Take every line from the listing below that includes "this" and copy it.
^^^^^^^^
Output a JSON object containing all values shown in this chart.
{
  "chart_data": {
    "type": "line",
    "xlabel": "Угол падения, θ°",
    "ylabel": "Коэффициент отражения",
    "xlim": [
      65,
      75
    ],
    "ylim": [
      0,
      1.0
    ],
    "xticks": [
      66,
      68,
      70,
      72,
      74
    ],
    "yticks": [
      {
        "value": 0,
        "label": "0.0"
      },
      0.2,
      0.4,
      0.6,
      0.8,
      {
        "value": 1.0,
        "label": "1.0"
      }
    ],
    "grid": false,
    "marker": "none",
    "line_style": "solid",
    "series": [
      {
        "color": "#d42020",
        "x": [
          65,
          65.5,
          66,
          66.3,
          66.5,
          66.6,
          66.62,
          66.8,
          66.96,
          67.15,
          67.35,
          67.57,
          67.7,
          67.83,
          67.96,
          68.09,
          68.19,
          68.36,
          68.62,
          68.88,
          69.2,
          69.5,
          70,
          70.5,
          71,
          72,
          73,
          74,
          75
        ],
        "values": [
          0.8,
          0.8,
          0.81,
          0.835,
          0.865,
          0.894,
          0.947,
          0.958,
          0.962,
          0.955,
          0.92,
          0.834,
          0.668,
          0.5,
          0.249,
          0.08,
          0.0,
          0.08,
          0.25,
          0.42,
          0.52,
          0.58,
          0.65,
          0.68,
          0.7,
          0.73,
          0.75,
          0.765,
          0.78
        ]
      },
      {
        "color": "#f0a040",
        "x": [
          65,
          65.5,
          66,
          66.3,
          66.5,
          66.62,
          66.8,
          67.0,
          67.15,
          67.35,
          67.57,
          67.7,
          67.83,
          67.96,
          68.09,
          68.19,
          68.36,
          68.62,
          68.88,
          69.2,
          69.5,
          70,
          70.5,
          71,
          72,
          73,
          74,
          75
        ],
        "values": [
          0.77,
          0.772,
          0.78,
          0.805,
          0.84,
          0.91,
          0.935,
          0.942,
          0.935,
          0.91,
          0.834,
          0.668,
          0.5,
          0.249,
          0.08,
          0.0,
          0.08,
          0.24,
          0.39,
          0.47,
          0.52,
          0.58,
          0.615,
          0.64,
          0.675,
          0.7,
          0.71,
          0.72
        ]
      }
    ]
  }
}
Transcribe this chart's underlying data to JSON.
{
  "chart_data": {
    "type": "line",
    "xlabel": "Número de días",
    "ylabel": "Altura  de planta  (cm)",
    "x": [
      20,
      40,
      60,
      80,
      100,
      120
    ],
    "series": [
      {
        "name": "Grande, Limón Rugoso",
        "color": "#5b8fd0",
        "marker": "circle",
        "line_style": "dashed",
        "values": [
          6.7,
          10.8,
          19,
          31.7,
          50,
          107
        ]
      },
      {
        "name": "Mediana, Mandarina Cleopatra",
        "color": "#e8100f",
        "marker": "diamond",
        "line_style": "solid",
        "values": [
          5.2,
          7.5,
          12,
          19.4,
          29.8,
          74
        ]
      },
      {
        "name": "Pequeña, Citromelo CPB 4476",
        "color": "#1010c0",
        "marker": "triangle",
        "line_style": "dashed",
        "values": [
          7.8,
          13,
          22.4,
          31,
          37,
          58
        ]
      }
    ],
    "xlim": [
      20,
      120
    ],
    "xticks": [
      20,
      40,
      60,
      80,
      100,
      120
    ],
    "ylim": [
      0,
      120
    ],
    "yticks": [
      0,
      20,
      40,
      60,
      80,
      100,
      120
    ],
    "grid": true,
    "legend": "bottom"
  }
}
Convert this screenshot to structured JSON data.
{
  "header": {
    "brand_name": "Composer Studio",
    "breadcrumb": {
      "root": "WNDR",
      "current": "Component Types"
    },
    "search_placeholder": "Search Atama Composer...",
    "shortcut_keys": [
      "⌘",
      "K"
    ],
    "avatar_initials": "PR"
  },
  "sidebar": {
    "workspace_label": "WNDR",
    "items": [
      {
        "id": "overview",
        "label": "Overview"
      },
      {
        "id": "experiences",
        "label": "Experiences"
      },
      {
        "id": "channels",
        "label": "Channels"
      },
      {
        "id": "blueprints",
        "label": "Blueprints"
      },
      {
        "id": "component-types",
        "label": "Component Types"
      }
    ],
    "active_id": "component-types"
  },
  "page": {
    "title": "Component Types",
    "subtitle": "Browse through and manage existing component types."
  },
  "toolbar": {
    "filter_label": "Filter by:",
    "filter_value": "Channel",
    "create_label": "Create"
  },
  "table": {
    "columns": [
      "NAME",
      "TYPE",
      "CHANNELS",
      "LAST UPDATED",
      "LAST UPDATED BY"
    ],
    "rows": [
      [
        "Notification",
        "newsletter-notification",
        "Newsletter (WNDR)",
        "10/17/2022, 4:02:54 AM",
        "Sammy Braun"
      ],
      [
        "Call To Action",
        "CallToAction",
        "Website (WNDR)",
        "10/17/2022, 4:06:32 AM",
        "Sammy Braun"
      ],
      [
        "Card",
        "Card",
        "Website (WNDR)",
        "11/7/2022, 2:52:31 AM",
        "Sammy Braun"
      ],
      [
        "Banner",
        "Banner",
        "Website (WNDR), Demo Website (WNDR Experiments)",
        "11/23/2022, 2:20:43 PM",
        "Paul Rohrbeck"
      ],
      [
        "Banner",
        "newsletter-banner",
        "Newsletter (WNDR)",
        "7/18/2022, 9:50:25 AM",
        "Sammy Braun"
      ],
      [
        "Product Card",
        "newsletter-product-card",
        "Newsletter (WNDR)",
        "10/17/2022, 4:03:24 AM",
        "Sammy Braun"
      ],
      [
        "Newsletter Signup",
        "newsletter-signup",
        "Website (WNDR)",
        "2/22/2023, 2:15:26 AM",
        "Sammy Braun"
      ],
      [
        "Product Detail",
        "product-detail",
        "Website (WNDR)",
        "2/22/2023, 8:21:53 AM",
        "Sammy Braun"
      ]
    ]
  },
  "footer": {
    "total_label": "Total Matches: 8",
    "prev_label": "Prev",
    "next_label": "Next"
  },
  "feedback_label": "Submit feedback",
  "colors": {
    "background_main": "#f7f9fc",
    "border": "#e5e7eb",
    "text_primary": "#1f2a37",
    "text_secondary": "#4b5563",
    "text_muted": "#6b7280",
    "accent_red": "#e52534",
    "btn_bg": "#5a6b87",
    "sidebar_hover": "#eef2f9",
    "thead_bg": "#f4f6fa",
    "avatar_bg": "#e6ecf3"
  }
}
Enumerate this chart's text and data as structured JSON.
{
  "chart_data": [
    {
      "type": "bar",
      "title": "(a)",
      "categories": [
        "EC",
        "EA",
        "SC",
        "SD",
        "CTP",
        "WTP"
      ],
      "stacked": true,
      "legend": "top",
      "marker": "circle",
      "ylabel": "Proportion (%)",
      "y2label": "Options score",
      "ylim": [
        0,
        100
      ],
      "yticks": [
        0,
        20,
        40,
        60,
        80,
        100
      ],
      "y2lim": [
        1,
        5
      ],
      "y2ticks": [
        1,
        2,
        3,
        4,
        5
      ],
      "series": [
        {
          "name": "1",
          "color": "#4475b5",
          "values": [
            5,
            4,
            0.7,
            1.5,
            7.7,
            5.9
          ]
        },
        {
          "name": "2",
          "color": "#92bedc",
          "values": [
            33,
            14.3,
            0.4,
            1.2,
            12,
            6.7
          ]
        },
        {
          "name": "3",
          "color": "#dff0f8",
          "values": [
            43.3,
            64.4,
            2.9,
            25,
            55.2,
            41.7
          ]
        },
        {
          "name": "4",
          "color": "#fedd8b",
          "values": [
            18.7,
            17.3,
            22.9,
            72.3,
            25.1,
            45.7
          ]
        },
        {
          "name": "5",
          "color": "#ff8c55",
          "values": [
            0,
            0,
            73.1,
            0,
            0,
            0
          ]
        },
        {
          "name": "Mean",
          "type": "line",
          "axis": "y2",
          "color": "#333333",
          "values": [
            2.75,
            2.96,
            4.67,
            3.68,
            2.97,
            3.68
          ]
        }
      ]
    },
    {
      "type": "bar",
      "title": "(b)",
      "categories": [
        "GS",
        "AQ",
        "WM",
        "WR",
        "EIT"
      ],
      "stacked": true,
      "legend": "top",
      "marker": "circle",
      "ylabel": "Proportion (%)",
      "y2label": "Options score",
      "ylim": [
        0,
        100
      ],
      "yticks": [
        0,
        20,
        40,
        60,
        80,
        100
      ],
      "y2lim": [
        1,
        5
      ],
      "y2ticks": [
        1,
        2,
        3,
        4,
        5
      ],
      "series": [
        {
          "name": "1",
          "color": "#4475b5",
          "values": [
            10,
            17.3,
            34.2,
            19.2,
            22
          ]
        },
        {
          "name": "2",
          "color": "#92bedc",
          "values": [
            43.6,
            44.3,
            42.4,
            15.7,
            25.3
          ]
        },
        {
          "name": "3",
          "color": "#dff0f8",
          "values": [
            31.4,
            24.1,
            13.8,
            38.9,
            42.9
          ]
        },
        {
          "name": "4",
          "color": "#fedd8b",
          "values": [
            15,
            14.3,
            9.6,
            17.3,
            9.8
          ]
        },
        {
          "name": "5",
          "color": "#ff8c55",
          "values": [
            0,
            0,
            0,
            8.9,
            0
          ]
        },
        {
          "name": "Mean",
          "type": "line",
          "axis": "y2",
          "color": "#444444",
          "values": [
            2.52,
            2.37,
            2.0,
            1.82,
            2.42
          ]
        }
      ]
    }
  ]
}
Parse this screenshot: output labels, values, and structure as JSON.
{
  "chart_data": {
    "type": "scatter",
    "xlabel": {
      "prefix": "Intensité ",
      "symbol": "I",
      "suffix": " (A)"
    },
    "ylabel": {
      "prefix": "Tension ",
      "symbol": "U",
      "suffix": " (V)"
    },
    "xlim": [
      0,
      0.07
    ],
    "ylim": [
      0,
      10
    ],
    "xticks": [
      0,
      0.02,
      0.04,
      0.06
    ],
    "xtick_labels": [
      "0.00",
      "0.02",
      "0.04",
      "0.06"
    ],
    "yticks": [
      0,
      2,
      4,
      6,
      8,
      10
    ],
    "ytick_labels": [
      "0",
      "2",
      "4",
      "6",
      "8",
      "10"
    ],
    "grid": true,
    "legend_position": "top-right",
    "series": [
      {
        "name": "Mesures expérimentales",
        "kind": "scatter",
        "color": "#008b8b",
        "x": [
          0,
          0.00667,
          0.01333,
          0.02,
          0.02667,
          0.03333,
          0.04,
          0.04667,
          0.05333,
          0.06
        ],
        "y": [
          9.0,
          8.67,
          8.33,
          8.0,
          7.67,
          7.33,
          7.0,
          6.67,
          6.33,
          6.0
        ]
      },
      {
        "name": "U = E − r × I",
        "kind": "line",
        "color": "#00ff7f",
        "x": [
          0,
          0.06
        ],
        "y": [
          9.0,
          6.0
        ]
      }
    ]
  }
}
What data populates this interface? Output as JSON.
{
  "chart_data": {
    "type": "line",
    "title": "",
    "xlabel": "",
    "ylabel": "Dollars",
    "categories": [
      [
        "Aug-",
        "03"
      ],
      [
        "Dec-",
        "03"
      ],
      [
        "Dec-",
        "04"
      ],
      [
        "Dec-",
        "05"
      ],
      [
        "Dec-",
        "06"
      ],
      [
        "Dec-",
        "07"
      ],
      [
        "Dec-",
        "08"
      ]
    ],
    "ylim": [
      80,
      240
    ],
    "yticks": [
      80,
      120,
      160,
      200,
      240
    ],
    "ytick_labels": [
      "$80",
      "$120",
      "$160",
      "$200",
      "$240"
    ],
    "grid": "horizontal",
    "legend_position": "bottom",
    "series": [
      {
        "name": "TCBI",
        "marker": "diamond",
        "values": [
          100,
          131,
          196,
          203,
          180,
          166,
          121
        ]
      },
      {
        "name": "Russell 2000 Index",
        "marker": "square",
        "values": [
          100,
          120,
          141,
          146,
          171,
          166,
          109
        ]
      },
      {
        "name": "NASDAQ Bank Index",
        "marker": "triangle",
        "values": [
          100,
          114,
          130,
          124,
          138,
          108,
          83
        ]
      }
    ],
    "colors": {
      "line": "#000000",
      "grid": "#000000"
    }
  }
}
^^^^^^^^
◆ **COMPLETED EXERCISE**
Output a JSON object containing all values shown in this chart.
Transcribe this chart's underlying data to JSON.
Convert this screenshot to structured JSON data.
Enumerate this chart's text and data as structured JSON.
Parse this screenshot: output labels, values, and structure as JSON.
What data populates this interface? Output as JSON.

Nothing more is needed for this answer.